Aim:
Only lines holding the word "name" should be copied from the material.

Data listing:
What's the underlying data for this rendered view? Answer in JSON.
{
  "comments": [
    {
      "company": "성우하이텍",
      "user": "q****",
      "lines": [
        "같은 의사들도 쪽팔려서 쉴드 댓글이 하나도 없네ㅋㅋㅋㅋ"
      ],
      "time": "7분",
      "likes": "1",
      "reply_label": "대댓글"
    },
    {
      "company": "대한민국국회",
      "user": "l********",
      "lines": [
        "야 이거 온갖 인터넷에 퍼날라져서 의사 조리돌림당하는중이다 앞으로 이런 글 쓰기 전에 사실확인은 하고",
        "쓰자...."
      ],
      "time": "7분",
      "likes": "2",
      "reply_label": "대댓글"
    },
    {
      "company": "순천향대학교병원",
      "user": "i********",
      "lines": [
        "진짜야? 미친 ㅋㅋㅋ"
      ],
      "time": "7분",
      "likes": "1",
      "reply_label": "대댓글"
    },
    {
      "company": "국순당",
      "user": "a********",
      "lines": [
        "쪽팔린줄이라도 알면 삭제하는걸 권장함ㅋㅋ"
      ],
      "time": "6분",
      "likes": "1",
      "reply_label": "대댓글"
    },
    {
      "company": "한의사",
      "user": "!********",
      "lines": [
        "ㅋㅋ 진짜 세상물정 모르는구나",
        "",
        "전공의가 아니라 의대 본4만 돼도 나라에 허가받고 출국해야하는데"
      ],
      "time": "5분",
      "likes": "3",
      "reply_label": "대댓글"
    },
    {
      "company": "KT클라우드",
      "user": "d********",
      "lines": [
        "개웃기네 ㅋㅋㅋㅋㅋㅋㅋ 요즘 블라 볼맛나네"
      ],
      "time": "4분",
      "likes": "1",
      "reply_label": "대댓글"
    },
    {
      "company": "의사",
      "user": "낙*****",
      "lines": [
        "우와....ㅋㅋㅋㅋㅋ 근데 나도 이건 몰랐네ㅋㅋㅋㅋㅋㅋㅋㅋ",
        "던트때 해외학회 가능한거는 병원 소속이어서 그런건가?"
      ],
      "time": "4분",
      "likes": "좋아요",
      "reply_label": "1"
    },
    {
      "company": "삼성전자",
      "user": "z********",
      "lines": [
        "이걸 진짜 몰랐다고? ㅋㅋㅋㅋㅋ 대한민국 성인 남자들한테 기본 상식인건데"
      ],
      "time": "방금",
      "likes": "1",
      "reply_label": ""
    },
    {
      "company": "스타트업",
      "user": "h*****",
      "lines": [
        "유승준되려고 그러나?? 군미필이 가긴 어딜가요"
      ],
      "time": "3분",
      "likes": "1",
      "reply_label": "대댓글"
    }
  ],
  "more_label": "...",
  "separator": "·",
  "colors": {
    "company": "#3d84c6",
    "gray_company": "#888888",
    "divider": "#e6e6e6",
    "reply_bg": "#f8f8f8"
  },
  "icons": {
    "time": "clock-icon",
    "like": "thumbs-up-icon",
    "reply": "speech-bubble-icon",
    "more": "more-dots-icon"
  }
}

---

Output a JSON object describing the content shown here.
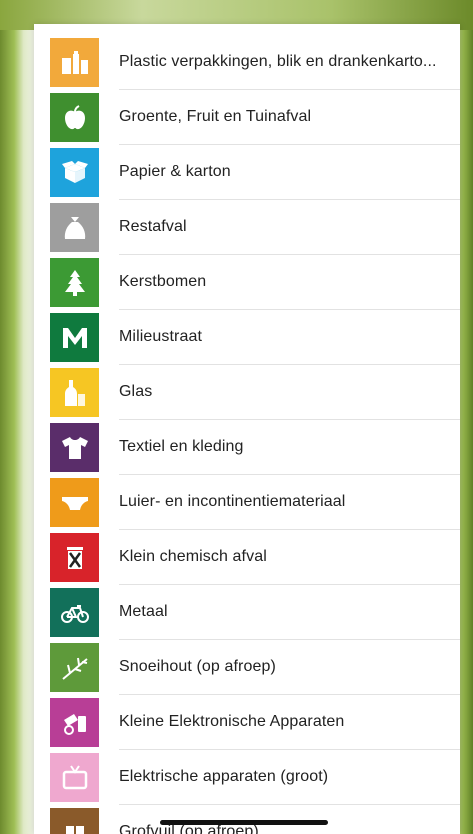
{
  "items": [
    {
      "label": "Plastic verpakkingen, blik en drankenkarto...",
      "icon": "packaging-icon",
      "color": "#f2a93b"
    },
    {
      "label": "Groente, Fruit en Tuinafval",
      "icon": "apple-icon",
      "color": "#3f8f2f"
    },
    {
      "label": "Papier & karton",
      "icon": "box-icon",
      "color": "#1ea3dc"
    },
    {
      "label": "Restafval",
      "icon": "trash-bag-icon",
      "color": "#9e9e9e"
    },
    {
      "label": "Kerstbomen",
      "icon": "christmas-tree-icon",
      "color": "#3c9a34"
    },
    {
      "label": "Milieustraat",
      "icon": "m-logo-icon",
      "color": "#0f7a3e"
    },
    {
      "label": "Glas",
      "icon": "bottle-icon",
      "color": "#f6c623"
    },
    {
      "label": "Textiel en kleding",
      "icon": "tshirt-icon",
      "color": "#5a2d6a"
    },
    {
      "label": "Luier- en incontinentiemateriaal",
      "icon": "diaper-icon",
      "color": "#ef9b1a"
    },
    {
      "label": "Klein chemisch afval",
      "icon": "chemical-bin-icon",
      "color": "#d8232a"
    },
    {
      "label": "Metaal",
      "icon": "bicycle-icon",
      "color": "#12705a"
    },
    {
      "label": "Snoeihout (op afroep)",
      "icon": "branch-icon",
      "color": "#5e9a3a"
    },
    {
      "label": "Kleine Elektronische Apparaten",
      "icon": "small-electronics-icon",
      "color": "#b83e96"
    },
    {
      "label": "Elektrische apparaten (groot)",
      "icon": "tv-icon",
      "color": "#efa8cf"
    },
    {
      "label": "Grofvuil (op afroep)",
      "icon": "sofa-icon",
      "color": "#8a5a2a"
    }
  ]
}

==

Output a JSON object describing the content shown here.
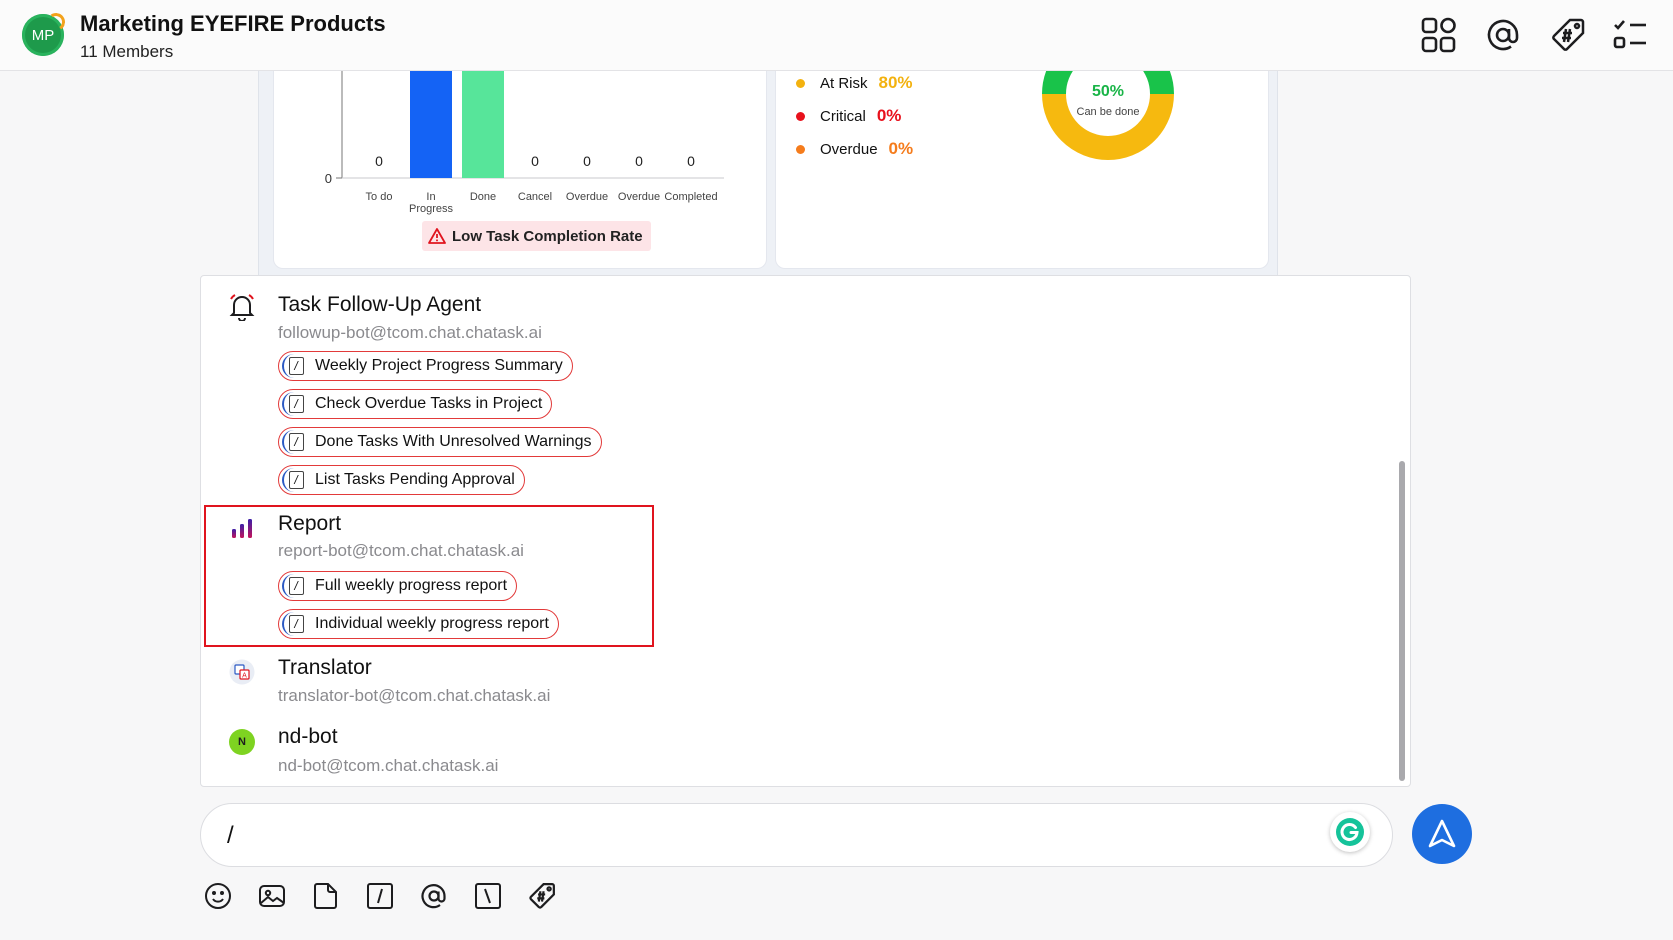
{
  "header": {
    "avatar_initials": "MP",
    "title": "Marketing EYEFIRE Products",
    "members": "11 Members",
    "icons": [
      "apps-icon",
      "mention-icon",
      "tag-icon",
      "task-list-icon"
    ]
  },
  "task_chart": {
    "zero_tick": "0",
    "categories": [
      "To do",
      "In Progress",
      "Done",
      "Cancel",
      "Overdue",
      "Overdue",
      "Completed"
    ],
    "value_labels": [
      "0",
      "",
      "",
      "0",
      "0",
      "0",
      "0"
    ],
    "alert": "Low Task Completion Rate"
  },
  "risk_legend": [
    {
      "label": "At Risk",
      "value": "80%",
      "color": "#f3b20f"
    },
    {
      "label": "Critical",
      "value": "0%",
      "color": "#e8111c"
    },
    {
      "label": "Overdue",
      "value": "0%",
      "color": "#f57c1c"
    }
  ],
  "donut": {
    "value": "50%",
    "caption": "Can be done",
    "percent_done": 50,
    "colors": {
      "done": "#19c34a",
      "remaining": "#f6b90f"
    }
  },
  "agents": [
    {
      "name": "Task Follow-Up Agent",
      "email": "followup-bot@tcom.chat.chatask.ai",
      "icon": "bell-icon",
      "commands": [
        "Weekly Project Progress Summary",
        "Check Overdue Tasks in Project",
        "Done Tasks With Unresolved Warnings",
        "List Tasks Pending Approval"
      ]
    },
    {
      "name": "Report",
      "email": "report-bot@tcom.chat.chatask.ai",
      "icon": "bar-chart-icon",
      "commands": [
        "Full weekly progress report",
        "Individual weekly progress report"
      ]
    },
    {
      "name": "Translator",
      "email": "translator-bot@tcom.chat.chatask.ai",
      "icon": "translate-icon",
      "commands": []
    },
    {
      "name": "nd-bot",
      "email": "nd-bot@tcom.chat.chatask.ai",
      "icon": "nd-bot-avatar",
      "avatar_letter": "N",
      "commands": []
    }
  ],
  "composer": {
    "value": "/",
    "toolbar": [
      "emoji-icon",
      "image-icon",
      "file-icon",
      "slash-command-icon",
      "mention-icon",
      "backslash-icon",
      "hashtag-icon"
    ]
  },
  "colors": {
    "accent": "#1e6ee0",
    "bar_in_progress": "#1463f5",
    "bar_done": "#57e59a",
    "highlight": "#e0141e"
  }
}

Result below:
      "name": "Task Follow-Up Agent",
      "name": "Report",
      "name": "Translator",
      "name": "nd-bot",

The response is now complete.